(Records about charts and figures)
--

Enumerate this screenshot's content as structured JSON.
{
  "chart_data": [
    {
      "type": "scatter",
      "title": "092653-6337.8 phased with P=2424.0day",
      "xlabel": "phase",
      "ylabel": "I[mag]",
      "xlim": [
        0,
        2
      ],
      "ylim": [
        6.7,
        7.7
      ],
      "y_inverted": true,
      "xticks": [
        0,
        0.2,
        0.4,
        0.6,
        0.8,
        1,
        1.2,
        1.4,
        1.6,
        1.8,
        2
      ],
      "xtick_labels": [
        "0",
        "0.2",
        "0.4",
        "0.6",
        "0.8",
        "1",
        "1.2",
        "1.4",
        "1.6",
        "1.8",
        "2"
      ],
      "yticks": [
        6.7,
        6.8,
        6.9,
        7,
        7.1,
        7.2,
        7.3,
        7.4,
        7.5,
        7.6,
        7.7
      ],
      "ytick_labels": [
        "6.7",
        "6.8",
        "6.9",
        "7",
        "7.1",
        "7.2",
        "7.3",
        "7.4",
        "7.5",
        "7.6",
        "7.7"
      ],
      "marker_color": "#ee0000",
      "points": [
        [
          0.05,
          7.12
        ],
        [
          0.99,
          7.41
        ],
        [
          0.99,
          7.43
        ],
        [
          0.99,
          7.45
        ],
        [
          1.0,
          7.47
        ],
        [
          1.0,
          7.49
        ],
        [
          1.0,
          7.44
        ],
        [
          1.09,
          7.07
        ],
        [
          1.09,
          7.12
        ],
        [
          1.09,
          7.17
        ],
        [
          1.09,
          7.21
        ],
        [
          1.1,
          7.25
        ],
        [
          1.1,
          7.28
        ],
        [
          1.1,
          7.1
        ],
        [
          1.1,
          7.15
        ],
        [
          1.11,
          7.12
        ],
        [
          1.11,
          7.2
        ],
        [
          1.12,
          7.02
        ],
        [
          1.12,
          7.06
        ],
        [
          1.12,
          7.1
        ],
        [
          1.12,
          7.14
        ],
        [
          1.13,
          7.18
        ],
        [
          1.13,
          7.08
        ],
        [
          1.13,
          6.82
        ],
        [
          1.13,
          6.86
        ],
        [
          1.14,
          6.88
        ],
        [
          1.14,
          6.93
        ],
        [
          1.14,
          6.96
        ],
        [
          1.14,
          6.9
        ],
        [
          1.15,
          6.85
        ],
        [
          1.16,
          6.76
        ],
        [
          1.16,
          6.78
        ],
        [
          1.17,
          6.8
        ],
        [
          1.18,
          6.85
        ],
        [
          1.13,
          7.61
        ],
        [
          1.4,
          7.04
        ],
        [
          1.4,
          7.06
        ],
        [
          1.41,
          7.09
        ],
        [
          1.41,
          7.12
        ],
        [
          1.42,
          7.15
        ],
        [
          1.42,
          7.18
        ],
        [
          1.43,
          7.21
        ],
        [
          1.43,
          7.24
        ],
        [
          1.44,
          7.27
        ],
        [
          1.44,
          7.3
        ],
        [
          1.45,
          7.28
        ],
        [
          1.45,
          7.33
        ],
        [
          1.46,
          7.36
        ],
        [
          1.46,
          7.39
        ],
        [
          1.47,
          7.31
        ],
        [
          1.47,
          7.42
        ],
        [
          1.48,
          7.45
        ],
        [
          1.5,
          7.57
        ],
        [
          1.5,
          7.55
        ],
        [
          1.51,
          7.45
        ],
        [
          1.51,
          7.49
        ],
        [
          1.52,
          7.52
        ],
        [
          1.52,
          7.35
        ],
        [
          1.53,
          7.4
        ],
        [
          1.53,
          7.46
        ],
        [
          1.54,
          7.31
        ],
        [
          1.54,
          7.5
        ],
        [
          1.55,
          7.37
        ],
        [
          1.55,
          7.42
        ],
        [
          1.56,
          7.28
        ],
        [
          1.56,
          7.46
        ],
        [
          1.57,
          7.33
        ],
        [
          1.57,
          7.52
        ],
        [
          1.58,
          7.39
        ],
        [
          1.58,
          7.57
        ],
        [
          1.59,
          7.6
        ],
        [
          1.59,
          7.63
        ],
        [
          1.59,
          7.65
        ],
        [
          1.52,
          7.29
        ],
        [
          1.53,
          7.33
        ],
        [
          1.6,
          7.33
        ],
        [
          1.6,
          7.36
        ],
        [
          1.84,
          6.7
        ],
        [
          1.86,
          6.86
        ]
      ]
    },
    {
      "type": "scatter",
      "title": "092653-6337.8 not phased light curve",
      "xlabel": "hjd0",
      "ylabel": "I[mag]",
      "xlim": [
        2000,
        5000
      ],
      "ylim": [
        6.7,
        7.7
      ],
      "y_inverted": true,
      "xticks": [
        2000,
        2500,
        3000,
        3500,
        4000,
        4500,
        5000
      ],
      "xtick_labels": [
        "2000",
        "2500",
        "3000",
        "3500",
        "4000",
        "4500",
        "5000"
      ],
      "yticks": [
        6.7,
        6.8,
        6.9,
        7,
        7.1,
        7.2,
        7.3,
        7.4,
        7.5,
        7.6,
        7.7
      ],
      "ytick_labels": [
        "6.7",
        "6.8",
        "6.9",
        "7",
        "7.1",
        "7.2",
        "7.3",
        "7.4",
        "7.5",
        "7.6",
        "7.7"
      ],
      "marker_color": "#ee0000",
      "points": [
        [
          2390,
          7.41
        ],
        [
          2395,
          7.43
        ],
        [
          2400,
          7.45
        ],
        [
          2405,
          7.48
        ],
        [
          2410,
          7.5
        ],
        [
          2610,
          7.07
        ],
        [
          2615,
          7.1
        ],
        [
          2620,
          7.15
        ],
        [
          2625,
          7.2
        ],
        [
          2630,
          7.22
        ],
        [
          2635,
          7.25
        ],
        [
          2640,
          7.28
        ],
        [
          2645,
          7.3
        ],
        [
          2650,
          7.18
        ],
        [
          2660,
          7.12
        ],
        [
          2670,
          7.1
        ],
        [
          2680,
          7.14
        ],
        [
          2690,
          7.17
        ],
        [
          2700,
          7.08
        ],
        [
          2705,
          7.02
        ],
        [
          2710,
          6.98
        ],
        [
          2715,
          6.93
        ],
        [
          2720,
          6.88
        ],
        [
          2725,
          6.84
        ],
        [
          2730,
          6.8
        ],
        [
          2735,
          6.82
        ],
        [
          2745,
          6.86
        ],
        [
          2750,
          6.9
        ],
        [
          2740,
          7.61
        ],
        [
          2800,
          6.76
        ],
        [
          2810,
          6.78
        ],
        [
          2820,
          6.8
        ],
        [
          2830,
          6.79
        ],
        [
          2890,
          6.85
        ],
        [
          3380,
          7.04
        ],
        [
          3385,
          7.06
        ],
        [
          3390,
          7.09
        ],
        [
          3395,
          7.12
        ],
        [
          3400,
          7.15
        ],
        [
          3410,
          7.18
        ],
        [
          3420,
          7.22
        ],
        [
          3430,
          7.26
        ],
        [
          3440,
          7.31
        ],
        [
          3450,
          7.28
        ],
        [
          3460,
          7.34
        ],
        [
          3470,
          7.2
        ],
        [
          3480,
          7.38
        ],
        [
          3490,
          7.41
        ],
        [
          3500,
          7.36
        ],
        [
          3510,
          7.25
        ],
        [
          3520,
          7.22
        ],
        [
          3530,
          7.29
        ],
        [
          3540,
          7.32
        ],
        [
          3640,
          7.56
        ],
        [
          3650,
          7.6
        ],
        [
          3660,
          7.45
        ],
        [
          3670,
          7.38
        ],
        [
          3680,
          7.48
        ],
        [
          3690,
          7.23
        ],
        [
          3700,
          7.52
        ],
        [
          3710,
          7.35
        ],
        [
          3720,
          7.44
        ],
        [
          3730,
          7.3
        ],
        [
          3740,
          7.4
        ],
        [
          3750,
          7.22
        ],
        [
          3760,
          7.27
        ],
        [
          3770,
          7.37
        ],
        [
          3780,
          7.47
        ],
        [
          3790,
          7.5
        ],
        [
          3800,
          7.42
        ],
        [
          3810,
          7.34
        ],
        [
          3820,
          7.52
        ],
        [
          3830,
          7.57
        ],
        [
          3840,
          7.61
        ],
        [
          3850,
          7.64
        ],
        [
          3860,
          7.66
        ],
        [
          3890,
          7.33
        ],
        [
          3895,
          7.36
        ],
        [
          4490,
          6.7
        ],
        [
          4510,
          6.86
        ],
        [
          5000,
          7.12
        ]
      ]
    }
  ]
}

--

PROBLEM STATEMENT: Scan the material and collect every line that contains "title".

WRITTEN RESPONSE:
      "title": "092653-6337.8 phased with P=2424.0day",
      "title": "092653-6337.8 not phased light curve",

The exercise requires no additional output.